◆ **What to do**: Your task is to copy the material exactly.

◆ **Data for the task**:
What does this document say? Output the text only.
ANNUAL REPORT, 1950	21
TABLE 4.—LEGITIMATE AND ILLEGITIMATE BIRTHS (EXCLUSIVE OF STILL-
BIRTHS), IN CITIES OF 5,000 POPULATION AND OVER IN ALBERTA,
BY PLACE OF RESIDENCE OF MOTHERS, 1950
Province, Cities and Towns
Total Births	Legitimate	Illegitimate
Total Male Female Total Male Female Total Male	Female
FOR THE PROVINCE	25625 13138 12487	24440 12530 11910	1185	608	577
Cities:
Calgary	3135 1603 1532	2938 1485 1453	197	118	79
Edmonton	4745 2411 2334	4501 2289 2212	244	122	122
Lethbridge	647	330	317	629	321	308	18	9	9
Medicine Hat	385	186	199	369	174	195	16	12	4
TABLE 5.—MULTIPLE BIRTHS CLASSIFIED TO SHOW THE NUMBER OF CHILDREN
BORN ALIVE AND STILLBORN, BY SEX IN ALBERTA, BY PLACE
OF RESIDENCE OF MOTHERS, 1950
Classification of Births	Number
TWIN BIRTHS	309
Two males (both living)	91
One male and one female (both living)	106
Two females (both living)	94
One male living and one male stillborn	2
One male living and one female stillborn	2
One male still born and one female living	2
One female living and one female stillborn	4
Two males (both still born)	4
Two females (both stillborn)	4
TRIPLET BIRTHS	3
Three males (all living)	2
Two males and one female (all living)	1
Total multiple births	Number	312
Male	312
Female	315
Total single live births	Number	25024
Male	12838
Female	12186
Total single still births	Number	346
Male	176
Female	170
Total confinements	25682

◆ **Written reply**:
What does this document say? Output the text only.
ANNUAL REPORT, 1950	21
TABLE 4.—LEGITIMATE AND ILLEGITIMATE BIRTHS (EXCLUSIVE OF STILL-
BIRTHS), IN CITIES OF 5,000 POPULATION AND OVER IN ALBERTA,
BY PLACE OF RESIDENCE OF MOTHERS, 1950
Province, Cities and Towns
Total Births	Legitimate	Illegitimate
Total Male Female Total Male Female Total Male	Female
FOR THE PROVINCE	25625 13138 12487	24440 12530 11910	1185	608	577
Cities:
Calgary	3135 1603 1532	2938 1485 1453	197	118	79
Edmonton	4745 2411 2334	4501 2289 2212	244	122	122
Lethbridge	647	330	317	629	321	308	18	9	9
Medicine Hat	385	186	199	369	174	195	16	12	4
TABLE 5.—MULTIPLE BIRTHS CLASSIFIED TO SHOW THE NUMBER OF CHILDREN
BORN ALIVE AND STILLBORN, BY SEX IN ALBERTA, BY PLACE
OF RESIDENCE OF MOTHERS, 1950
Classification of Births	Number
TWIN BIRTHS	309
Two males (both living)	91
One male and one female (both living)	106
Two females (both living)	94
One male living and one male stillborn	2
One male living and one female stillborn	2
One male still born and one female living	2
One female living and one female stillborn	4
Two males (both still born)	4
Two females (both stillborn)	4
TRIPLET BIRTHS	3
Three males (all living)	2
Two males and one female (all living)	1
Total multiple births	Number	312
Male	312
Female	315
Total single live births	Number	25024
Male	12838
Female	12186
Total single still births	Number	346
Male	176
Female	170
Total confinements	25682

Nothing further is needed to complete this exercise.